YOUR INSTRUCTIONS -
Copy the lines below as they are; omit the images they contain.

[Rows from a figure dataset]
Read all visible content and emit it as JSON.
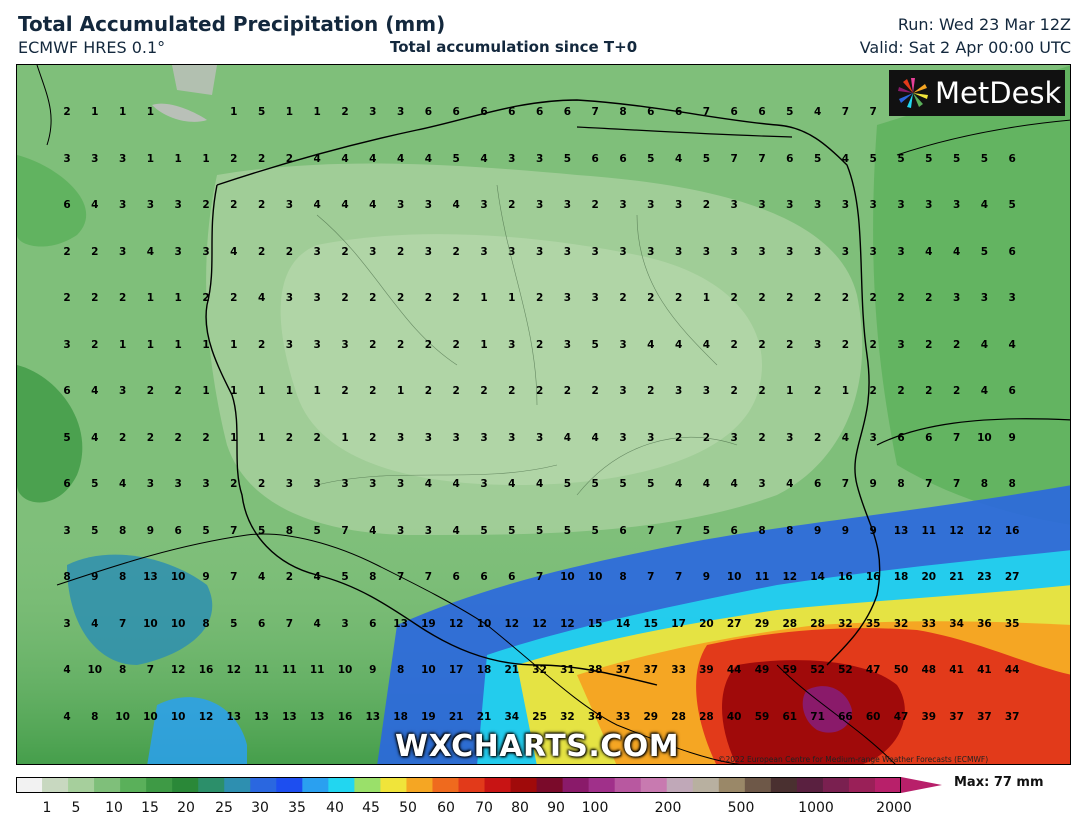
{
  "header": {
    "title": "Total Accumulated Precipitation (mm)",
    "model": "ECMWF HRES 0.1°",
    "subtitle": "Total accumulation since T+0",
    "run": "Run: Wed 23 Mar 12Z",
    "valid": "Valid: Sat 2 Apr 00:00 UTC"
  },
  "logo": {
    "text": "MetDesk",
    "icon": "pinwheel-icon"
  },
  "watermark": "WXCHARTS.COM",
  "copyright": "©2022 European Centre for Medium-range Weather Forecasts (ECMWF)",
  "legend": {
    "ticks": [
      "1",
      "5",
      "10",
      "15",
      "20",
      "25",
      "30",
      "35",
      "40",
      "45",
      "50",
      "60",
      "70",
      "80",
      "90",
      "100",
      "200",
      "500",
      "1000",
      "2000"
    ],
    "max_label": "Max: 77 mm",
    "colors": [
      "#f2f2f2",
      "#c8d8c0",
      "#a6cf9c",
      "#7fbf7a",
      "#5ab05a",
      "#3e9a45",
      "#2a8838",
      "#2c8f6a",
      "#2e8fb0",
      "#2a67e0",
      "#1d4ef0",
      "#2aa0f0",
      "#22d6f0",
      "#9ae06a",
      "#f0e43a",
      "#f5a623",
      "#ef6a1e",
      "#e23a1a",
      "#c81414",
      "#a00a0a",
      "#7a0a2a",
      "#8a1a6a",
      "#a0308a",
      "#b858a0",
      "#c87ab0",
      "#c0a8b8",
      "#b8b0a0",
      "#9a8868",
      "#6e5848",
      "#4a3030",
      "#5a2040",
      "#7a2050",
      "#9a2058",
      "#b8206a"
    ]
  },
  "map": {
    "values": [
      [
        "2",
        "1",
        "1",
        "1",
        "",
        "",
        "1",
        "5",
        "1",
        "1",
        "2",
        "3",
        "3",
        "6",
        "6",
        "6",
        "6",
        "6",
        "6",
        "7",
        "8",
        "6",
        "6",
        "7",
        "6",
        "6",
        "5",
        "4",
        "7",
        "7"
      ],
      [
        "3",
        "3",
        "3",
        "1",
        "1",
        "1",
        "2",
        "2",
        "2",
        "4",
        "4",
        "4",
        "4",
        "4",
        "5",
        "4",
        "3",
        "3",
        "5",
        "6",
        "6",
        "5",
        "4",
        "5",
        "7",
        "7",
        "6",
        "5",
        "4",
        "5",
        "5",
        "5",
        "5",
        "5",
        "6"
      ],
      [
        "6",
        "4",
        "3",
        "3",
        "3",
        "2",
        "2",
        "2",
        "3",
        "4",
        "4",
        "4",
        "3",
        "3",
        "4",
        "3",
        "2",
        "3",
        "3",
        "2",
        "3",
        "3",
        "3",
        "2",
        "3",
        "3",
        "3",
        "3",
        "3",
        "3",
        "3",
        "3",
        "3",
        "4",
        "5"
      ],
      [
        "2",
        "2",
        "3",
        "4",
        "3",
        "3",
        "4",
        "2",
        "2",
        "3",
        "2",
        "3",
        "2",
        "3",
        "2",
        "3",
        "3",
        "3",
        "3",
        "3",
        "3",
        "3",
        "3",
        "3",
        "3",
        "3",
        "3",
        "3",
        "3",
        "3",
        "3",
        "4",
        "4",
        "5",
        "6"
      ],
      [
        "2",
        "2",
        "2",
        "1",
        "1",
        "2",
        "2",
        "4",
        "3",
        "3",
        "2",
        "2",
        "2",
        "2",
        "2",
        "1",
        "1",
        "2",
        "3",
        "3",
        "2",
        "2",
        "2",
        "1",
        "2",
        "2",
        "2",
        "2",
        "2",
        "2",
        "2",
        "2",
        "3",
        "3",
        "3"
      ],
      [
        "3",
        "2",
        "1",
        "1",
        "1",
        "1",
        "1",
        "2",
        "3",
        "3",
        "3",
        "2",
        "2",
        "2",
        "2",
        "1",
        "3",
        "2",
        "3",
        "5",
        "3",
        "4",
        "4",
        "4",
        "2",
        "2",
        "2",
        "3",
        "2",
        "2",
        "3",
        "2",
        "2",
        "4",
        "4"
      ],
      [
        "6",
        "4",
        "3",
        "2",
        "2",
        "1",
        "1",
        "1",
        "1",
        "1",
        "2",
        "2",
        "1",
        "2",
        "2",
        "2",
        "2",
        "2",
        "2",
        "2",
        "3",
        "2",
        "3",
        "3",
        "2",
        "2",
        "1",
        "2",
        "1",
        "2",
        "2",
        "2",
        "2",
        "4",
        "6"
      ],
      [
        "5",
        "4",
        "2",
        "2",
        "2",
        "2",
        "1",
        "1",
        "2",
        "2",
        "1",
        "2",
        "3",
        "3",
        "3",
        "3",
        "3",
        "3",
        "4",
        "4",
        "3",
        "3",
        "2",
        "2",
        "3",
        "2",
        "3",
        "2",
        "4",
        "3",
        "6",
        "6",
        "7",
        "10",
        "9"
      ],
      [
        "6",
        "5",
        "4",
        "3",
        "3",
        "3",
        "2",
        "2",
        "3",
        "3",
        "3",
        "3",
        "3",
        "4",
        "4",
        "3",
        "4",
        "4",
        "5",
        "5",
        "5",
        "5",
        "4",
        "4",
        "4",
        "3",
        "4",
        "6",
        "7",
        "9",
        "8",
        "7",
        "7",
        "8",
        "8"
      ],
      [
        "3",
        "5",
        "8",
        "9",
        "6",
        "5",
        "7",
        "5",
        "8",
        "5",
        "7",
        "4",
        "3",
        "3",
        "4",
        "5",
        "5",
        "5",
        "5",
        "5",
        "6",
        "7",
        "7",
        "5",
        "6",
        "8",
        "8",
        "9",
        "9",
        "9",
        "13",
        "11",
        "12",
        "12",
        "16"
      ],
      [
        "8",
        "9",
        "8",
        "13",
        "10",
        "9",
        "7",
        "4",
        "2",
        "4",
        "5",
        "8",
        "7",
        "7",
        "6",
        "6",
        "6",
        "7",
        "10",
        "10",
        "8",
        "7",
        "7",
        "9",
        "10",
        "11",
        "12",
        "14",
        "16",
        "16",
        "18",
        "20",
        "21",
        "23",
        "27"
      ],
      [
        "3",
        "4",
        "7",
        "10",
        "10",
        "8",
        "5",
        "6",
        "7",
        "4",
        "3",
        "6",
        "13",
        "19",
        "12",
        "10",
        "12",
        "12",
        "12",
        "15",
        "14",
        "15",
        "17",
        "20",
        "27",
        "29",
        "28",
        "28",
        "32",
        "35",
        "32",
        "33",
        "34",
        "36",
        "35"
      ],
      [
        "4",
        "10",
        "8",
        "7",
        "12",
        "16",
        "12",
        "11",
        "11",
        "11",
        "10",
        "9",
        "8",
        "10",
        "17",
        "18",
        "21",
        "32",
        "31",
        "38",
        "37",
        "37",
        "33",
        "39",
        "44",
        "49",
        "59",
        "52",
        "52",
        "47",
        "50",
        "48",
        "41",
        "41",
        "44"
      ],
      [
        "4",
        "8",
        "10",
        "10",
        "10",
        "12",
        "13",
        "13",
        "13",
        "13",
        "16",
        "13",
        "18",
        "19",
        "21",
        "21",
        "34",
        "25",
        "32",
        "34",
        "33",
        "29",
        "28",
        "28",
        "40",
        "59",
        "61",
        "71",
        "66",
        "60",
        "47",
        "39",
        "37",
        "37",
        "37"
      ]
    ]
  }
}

THE REPLY -
Read all visible content and emit it as JSON.
{
  "header": {
    "title": "Total Accumulated Precipitation (mm)",
    "model": "ECMWF HRES 0.1°",
    "subtitle": "Total accumulation since T+0",
    "run": "Run: Wed 23 Mar 12Z",
    "valid": "Valid: Sat 2 Apr 00:00 UTC"
  },
  "logo": {
    "text": "MetDesk",
    "icon": "pinwheel-icon"
  },
  "watermark": "WXCHARTS.COM",
  "copyright": "©2022 European Centre for Medium-range Weather Forecasts (ECMWF)",
  "legend": {
    "ticks": [
      "1",
      "5",
      "10",
      "15",
      "20",
      "25",
      "30",
      "35",
      "40",
      "45",
      "50",
      "60",
      "70",
      "80",
      "90",
      "100",
      "200",
      "500",
      "1000",
      "2000"
    ],
    "max_label": "Max: 77 mm",
    "colors": [
      "#f2f2f2",
      "#c8d8c0",
      "#a6cf9c",
      "#7fbf7a",
      "#5ab05a",
      "#3e9a45",
      "#2a8838",
      "#2c8f6a",
      "#2e8fb0",
      "#2a67e0",
      "#1d4ef0",
      "#2aa0f0",
      "#22d6f0",
      "#9ae06a",
      "#f0e43a",
      "#f5a623",
      "#ef6a1e",
      "#e23a1a",
      "#c81414",
      "#a00a0a",
      "#7a0a2a",
      "#8a1a6a",
      "#a0308a",
      "#b858a0",
      "#c87ab0",
      "#c0a8b8",
      "#b8b0a0",
      "#9a8868",
      "#6e5848",
      "#4a3030",
      "#5a2040",
      "#7a2050",
      "#9a2058",
      "#b8206a"
    ]
  },
  "map": {
    "values": [
      [
        "2",
        "1",
        "1",
        "1",
        "",
        "",
        "1",
        "5",
        "1",
        "1",
        "2",
        "3",
        "3",
        "6",
        "6",
        "6",
        "6",
        "6",
        "6",
        "7",
        "8",
        "6",
        "6",
        "7",
        "6",
        "6",
        "5",
        "4",
        "7",
        "7"
      ],
      [
        "3",
        "3",
        "3",
        "1",
        "1",
        "1",
        "2",
        "2",
        "2",
        "4",
        "4",
        "4",
        "4",
        "4",
        "5",
        "4",
        "3",
        "3",
        "5",
        "6",
        "6",
        "5",
        "4",
        "5",
        "7",
        "7",
        "6",
        "5",
        "4",
        "5",
        "5",
        "5",
        "5",
        "5",
        "6"
      ],
      [
        "6",
        "4",
        "3",
        "3",
        "3",
        "2",
        "2",
        "2",
        "3",
        "4",
        "4",
        "4",
        "3",
        "3",
        "4",
        "3",
        "2",
        "3",
        "3",
        "2",
        "3",
        "3",
        "3",
        "2",
        "3",
        "3",
        "3",
        "3",
        "3",
        "3",
        "3",
        "3",
        "3",
        "4",
        "5"
      ],
      [
        "2",
        "2",
        "3",
        "4",
        "3",
        "3",
        "4",
        "2",
        "2",
        "3",
        "2",
        "3",
        "2",
        "3",
        "2",
        "3",
        "3",
        "3",
        "3",
        "3",
        "3",
        "3",
        "3",
        "3",
        "3",
        "3",
        "3",
        "3",
        "3",
        "3",
        "3",
        "4",
        "4",
        "5",
        "6"
      ],
      [
        "2",
        "2",
        "2",
        "1",
        "1",
        "2",
        "2",
        "4",
        "3",
        "3",
        "2",
        "2",
        "2",
        "2",
        "2",
        "1",
        "1",
        "2",
        "3",
        "3",
        "2",
        "2",
        "2",
        "1",
        "2",
        "2",
        "2",
        "2",
        "2",
        "2",
        "2",
        "2",
        "3",
        "3",
        "3"
      ],
      [
        "3",
        "2",
        "1",
        "1",
        "1",
        "1",
        "1",
        "2",
        "3",
        "3",
        "3",
        "2",
        "2",
        "2",
        "2",
        "1",
        "3",
        "2",
        "3",
        "5",
        "3",
        "4",
        "4",
        "4",
        "2",
        "2",
        "2",
        "3",
        "2",
        "2",
        "3",
        "2",
        "2",
        "4",
        "4"
      ],
      [
        "6",
        "4",
        "3",
        "2",
        "2",
        "1",
        "1",
        "1",
        "1",
        "1",
        "2",
        "2",
        "1",
        "2",
        "2",
        "2",
        "2",
        "2",
        "2",
        "2",
        "3",
        "2",
        "3",
        "3",
        "2",
        "2",
        "1",
        "2",
        "1",
        "2",
        "2",
        "2",
        "2",
        "4",
        "6"
      ],
      [
        "5",
        "4",
        "2",
        "2",
        "2",
        "2",
        "1",
        "1",
        "2",
        "2",
        "1",
        "2",
        "3",
        "3",
        "3",
        "3",
        "3",
        "3",
        "4",
        "4",
        "3",
        "3",
        "2",
        "2",
        "3",
        "2",
        "3",
        "2",
        "4",
        "3",
        "6",
        "6",
        "7",
        "10",
        "9"
      ],
      [
        "6",
        "5",
        "4",
        "3",
        "3",
        "3",
        "2",
        "2",
        "3",
        "3",
        "3",
        "3",
        "3",
        "4",
        "4",
        "3",
        "4",
        "4",
        "5",
        "5",
        "5",
        "5",
        "4",
        "4",
        "4",
        "3",
        "4",
        "6",
        "7",
        "9",
        "8",
        "7",
        "7",
        "8",
        "8"
      ],
      [
        "3",
        "5",
        "8",
        "9",
        "6",
        "5",
        "7",
        "5",
        "8",
        "5",
        "7",
        "4",
        "3",
        "3",
        "4",
        "5",
        "5",
        "5",
        "5",
        "5",
        "6",
        "7",
        "7",
        "5",
        "6",
        "8",
        "8",
        "9",
        "9",
        "9",
        "13",
        "11",
        "12",
        "12",
        "16"
      ],
      [
        "8",
        "9",
        "8",
        "13",
        "10",
        "9",
        "7",
        "4",
        "2",
        "4",
        "5",
        "8",
        "7",
        "7",
        "6",
        "6",
        "6",
        "7",
        "10",
        "10",
        "8",
        "7",
        "7",
        "9",
        "10",
        "11",
        "12",
        "14",
        "16",
        "16",
        "18",
        "20",
        "21",
        "23",
        "27"
      ],
      [
        "3",
        "4",
        "7",
        "10",
        "10",
        "8",
        "5",
        "6",
        "7",
        "4",
        "3",
        "6",
        "13",
        "19",
        "12",
        "10",
        "12",
        "12",
        "12",
        "15",
        "14",
        "15",
        "17",
        "20",
        "27",
        "29",
        "28",
        "28",
        "32",
        "35",
        "32",
        "33",
        "34",
        "36",
        "35"
      ],
      [
        "4",
        "10",
        "8",
        "7",
        "12",
        "16",
        "12",
        "11",
        "11",
        "11",
        "10",
        "9",
        "8",
        "10",
        "17",
        "18",
        "21",
        "32",
        "31",
        "38",
        "37",
        "37",
        "33",
        "39",
        "44",
        "49",
        "59",
        "52",
        "52",
        "47",
        "50",
        "48",
        "41",
        "41",
        "44"
      ],
      [
        "4",
        "8",
        "10",
        "10",
        "10",
        "12",
        "13",
        "13",
        "13",
        "13",
        "16",
        "13",
        "18",
        "19",
        "21",
        "21",
        "34",
        "25",
        "32",
        "34",
        "33",
        "29",
        "28",
        "28",
        "40",
        "59",
        "61",
        "71",
        "66",
        "60",
        "47",
        "39",
        "37",
        "37",
        "37"
      ]
    ]
  }
}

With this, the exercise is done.